Find the lines holding "JSON" and copy them.

• Material for the task:
■ ■ ■ ■ ■
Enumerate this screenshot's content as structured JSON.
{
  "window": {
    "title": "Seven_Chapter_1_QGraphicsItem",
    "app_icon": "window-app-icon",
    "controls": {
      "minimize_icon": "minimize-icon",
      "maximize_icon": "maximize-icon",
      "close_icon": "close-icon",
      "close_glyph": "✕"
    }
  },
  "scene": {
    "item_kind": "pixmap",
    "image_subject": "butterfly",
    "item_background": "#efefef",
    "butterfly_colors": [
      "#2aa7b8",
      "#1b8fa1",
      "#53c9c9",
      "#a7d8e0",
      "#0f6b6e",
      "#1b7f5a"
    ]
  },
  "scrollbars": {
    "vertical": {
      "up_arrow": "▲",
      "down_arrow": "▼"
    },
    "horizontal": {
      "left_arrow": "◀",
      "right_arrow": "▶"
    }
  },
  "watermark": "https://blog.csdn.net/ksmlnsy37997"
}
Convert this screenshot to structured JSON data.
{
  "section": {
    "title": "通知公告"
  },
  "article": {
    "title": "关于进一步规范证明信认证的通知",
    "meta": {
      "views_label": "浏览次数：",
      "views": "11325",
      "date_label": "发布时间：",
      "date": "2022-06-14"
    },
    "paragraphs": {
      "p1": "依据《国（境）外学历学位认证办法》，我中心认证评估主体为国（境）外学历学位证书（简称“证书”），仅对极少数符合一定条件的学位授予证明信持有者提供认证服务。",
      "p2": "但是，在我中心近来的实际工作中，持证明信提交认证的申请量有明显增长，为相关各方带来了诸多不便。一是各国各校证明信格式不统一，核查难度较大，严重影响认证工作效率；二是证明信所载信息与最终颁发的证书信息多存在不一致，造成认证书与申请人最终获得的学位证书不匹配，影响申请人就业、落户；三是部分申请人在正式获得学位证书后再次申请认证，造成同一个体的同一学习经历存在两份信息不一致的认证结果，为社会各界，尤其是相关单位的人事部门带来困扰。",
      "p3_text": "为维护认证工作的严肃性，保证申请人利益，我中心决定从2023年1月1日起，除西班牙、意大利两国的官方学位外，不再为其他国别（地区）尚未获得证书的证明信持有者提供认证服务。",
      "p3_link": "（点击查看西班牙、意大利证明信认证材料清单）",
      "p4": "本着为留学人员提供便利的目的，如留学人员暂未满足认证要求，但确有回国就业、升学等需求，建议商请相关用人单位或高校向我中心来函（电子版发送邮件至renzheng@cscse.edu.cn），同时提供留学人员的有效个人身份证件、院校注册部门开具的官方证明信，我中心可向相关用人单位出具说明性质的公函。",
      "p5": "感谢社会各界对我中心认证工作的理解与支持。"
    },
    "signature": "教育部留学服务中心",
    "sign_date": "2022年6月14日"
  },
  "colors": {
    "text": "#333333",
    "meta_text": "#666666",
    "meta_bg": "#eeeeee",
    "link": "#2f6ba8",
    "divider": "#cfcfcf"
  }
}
■ ■ ■ ■ ■
• Answer to this exercise:
Enumerate this screenshot's content as structured JSON.
Convert this screenshot to structured JSON data.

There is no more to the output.